• **Brief**
Each entry here needs to be set down again exactly, please; pictures are left out.

++++ Supplied material ++++

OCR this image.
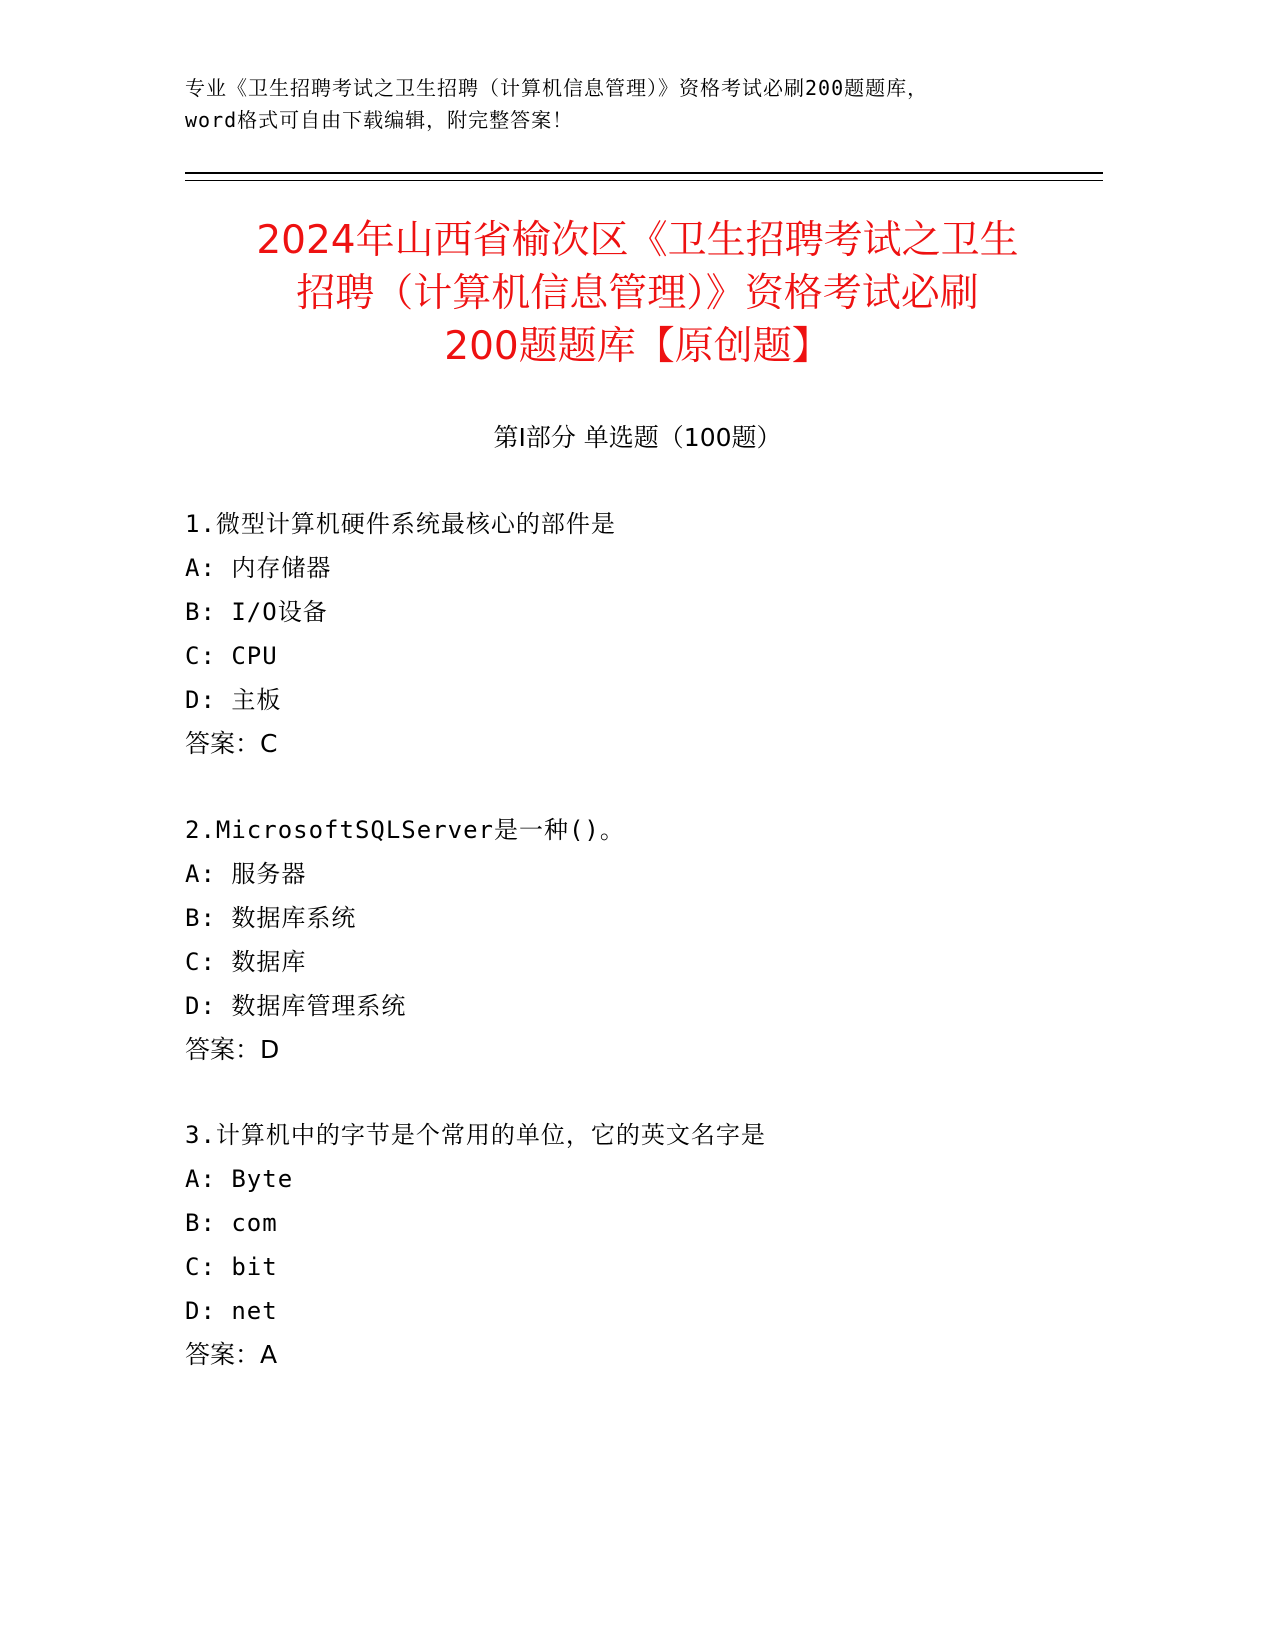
专业《卫生招聘考试之卫生招聘（计算机信息管理）》资格考试必刷200题题库，
word格式可自由下载编辑，附完整答案！
2024年山西省榆次区《卫生招聘考试之卫生
招聘（计算机信息管理）》资格考试必刷
200题题库【原创题】
第Ⅰ部分 单选题（100题）
1.微型计算机硬件系统最核心的部件是
A: 内存储器
B: I/O设备
C: CPU
D: 主板
答案：C
2.MicrosoftSQLServer是一种()。
A: 服务器
B: 数据库系统
C: 数据库
D: 数据库管理系统
答案：D
3.计算机中的字节是个常用的单位，它的英文名字是
A: Byte
B: com
C: bit
D: net
答案：A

++++

• **The result**
OCR this image.
专业《卫生招聘考试之卫生招聘（计算机信息管理）》资格考试必刷200题题库，
word格式可自由下载编辑，附完整答案！
2024年山西省榆次区《卫生招聘考试之卫生
招聘（计算机信息管理）》资格考试必刷
200题题库【原创题】
第Ⅰ部分 单选题（100题）
1.微型计算机硬件系统最核心的部件是
A: 内存储器
B: I/O设备
C: CPU
D: 主板
答案：C
2.MicrosoftSQLServer是一种()。
A: 服务器
B: 数据库系统
C: 数据库
D: 数据库管理系统
答案：D
3.计算机中的字节是个常用的单位，它的英文名字是
A: Byte
B: com
C: bit
D: net
答案：A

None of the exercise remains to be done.